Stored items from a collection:
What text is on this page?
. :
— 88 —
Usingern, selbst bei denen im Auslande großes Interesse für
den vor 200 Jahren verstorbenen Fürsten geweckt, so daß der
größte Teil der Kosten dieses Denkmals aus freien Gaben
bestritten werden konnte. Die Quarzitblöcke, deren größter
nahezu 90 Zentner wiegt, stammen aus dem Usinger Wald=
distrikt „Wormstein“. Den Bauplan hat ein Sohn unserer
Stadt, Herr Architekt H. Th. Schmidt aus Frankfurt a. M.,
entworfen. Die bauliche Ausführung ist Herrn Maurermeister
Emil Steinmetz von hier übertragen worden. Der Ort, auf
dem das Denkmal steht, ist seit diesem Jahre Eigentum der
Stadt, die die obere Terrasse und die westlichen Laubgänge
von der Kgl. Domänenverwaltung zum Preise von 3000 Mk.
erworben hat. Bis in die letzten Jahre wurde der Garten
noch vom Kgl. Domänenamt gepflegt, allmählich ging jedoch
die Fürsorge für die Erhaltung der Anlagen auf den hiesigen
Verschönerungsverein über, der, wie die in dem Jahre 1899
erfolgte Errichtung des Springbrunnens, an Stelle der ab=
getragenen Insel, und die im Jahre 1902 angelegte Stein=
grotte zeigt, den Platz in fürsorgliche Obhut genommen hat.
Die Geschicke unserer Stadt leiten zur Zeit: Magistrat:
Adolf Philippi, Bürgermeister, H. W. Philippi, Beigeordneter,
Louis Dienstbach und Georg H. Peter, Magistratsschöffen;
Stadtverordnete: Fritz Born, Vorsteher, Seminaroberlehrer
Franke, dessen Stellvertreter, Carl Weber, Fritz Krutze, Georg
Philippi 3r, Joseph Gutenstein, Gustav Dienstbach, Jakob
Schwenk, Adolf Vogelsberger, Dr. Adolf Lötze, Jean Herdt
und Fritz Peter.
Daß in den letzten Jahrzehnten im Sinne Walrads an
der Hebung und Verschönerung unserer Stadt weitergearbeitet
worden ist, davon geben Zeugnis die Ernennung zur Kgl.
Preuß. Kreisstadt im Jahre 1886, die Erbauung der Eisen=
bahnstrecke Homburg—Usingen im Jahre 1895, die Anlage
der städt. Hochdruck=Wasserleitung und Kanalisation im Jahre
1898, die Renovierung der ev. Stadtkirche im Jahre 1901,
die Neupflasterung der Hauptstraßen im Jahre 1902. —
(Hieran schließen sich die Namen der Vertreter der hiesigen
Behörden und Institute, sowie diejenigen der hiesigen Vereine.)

### INSTRUCTIONS FOR THE TASK
All of the entries above must be output word for word.

### ANSWER BOX
What text is on this page?
. :
— 88 —
Usingern, selbst bei denen im Auslande großes Interesse für
den vor 200 Jahren verstorbenen Fürsten geweckt, so daß der
größte Teil der Kosten dieses Denkmals aus freien Gaben
bestritten werden konnte. Die Quarzitblöcke, deren größter
nahezu 90 Zentner wiegt, stammen aus dem Usinger Wald=
distrikt „Wormstein“. Den Bauplan hat ein Sohn unserer
Stadt, Herr Architekt H. Th. Schmidt aus Frankfurt a. M.,
entworfen. Die bauliche Ausführung ist Herrn Maurermeister
Emil Steinmetz von hier übertragen worden. Der Ort, auf
dem das Denkmal steht, ist seit diesem Jahre Eigentum der
Stadt, die die obere Terrasse und die westlichen Laubgänge
von der Kgl. Domänenverwaltung zum Preise von 3000 Mk.
erworben hat. Bis in die letzten Jahre wurde der Garten
noch vom Kgl. Domänenamt gepflegt, allmählich ging jedoch
die Fürsorge für die Erhaltung der Anlagen auf den hiesigen
Verschönerungsverein über, der, wie die in dem Jahre 1899
erfolgte Errichtung des Springbrunnens, an Stelle der ab=
getragenen Insel, und die im Jahre 1902 angelegte Stein=
grotte zeigt, den Platz in fürsorgliche Obhut genommen hat.
Die Geschicke unserer Stadt leiten zur Zeit: Magistrat:
Adolf Philippi, Bürgermeister, H. W. Philippi, Beigeordneter,
Louis Dienstbach und Georg H. Peter, Magistratsschöffen;
Stadtverordnete: Fritz Born, Vorsteher, Seminaroberlehrer
Franke, dessen Stellvertreter, Carl Weber, Fritz Krutze, Georg
Philippi 3r, Joseph Gutenstein, Gustav Dienstbach, Jakob
Schwenk, Adolf Vogelsberger, Dr. Adolf Lötze, Jean Herdt
und Fritz Peter.
Daß in den letzten Jahrzehnten im Sinne Walrads an
der Hebung und Verschönerung unserer Stadt weitergearbeitet
worden ist, davon geben Zeugnis die Ernennung zur Kgl.
Preuß. Kreisstadt im Jahre 1886, die Erbauung der Eisen=
bahnstrecke Homburg—Usingen im Jahre 1895, die Anlage
der städt. Hochdruck=Wasserleitung und Kanalisation im Jahre
1898, die Renovierung der ev. Stadtkirche im Jahre 1901,
die Neupflasterung der Hauptstraßen im Jahre 1902. —
(Hieran schließen sich die Namen der Vertreter der hiesigen
Behörden und Institute, sowie diejenigen der hiesigen Vereine.)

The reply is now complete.